**WRITTEN REQUEST**. In the entries below, find every line holding the string "dita" and collect it.

**RECORDS FOR THIS EXERCISE**.
-- -- --

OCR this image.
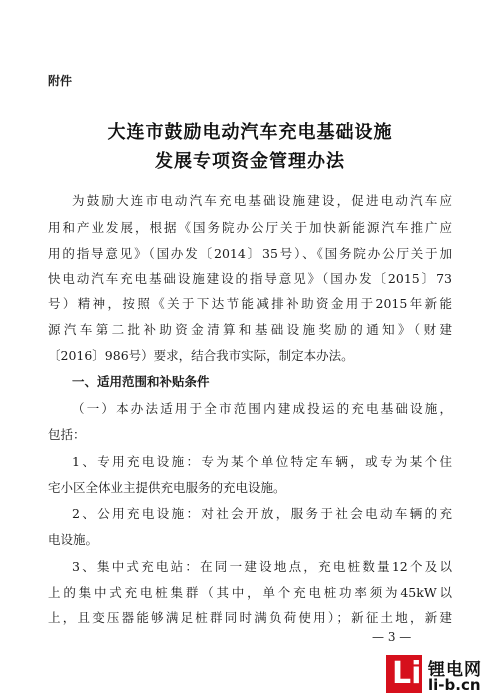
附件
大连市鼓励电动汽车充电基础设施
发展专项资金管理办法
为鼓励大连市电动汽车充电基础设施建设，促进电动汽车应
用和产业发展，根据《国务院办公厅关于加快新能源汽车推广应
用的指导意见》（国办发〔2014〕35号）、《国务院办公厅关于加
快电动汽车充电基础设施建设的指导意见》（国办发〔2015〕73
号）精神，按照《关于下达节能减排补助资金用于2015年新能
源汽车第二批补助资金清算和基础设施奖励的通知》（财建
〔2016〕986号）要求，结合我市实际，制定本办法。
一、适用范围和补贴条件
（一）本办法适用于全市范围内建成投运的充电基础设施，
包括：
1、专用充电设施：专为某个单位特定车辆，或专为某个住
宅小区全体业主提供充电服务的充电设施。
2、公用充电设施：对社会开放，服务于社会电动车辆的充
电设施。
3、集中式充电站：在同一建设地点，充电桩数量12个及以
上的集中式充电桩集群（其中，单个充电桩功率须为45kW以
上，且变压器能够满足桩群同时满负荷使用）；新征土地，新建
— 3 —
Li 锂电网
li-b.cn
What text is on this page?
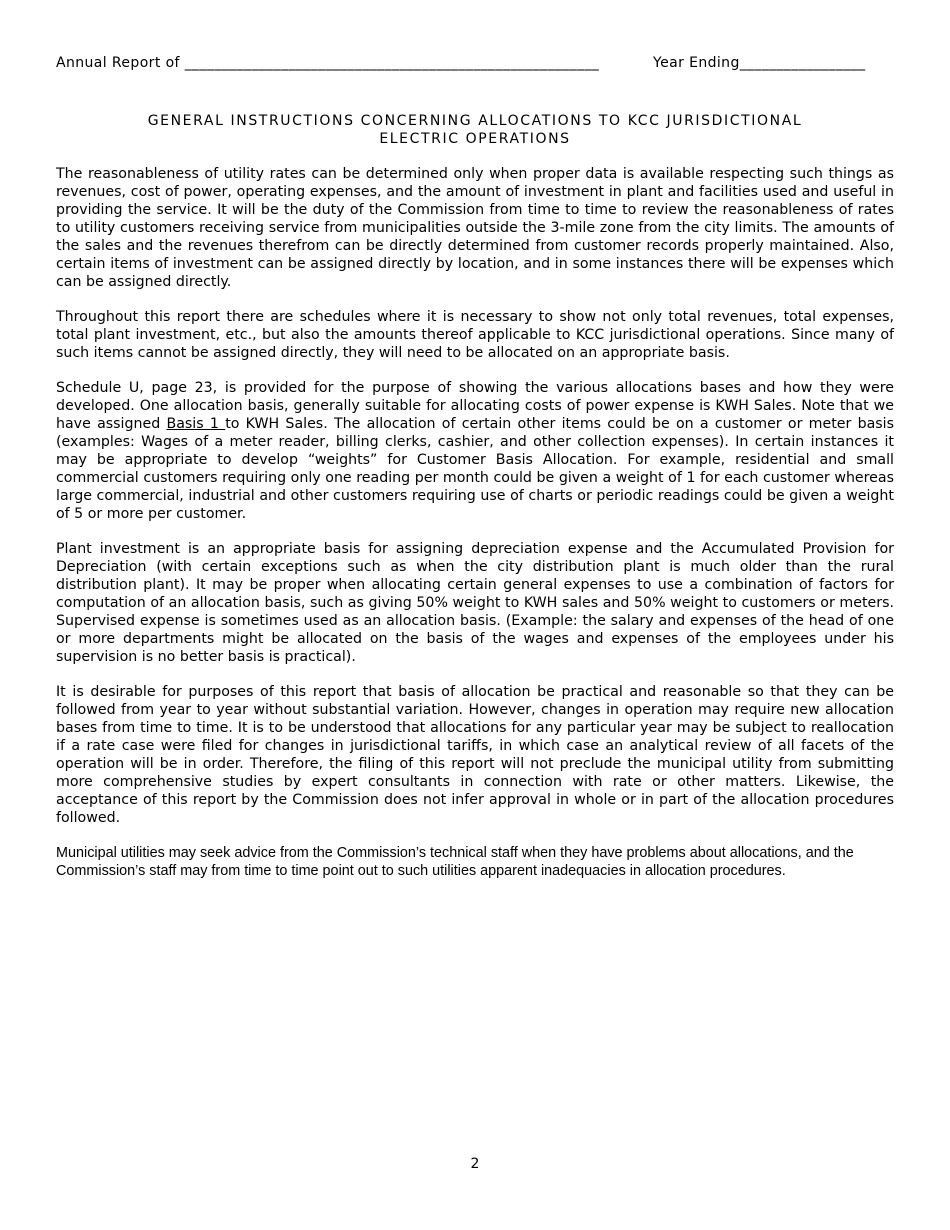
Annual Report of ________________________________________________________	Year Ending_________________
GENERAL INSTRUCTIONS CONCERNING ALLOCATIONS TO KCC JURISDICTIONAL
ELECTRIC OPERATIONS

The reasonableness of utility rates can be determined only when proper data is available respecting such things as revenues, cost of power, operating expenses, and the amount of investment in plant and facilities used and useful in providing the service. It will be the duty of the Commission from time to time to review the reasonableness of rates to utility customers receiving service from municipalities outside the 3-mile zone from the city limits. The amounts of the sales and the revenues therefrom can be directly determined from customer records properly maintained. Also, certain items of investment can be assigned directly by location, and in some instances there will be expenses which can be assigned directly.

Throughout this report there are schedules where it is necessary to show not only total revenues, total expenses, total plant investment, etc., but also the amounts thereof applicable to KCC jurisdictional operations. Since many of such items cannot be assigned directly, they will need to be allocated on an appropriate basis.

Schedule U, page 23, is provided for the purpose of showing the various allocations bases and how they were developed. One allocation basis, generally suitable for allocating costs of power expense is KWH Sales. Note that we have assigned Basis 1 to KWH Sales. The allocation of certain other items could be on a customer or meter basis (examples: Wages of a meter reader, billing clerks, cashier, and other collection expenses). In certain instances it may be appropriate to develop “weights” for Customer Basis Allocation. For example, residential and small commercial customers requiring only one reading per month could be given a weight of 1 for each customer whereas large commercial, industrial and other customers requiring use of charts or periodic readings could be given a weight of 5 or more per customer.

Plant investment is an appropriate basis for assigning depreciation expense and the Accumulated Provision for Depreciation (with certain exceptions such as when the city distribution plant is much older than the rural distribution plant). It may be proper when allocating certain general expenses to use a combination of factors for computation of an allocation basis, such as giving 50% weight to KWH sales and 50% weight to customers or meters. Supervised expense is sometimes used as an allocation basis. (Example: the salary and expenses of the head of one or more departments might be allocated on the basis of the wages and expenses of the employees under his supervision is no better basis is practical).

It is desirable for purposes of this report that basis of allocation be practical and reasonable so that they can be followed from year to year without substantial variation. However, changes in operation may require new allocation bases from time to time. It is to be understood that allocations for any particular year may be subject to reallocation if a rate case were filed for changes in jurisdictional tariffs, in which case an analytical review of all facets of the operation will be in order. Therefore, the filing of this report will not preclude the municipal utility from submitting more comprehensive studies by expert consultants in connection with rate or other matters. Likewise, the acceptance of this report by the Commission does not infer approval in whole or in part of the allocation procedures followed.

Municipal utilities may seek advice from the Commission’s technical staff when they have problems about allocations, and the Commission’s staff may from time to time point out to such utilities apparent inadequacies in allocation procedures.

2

-- -- --

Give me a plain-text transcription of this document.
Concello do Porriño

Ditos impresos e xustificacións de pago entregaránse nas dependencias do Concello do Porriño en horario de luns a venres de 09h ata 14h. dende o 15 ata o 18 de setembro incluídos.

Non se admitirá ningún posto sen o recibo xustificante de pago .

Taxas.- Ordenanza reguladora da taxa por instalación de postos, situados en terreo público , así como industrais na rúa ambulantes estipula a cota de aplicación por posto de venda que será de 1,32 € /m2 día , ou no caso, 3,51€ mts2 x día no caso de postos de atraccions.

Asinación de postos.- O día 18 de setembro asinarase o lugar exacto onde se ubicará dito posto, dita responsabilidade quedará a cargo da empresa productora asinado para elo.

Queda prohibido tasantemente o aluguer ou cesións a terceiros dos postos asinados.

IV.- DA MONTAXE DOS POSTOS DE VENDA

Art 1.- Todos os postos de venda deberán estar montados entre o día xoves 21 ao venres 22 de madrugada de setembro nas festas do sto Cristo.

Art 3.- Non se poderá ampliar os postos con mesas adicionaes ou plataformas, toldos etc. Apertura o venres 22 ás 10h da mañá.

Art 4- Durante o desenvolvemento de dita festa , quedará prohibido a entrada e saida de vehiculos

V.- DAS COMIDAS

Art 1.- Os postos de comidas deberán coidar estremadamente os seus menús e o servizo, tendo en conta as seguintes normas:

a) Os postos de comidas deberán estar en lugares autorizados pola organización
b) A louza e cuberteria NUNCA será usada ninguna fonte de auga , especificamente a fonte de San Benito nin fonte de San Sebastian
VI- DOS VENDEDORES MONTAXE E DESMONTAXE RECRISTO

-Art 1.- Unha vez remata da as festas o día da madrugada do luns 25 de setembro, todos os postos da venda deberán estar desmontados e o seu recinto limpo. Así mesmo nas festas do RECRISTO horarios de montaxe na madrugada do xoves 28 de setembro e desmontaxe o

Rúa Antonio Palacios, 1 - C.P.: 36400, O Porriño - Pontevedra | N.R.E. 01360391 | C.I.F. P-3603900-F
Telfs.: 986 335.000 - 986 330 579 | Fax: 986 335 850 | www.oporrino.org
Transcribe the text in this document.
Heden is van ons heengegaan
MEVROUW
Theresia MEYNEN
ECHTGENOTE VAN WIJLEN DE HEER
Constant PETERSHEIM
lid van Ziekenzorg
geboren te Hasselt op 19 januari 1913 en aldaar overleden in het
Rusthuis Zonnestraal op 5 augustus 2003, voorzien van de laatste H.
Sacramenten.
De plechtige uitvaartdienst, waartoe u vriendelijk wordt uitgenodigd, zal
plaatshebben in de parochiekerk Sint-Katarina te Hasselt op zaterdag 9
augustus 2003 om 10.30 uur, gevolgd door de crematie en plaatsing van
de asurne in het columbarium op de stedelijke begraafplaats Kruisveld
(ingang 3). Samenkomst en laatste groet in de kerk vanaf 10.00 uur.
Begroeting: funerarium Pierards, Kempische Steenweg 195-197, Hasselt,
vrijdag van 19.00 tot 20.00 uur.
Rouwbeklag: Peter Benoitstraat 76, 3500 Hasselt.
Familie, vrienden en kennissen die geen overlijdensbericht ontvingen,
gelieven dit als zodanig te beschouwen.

-- -- --

**FULL SOLUTION**.
Asinación de postos.- O día 18 de setembro asinarase o lugar exacto onde se ubicará dito posto, dita responsabilidade quedará a cargo da empresa productora asinado para elo.
Art 4- Durante o desenvolvemento de dita festa , quedará prohibido a entrada e saida de vehiculos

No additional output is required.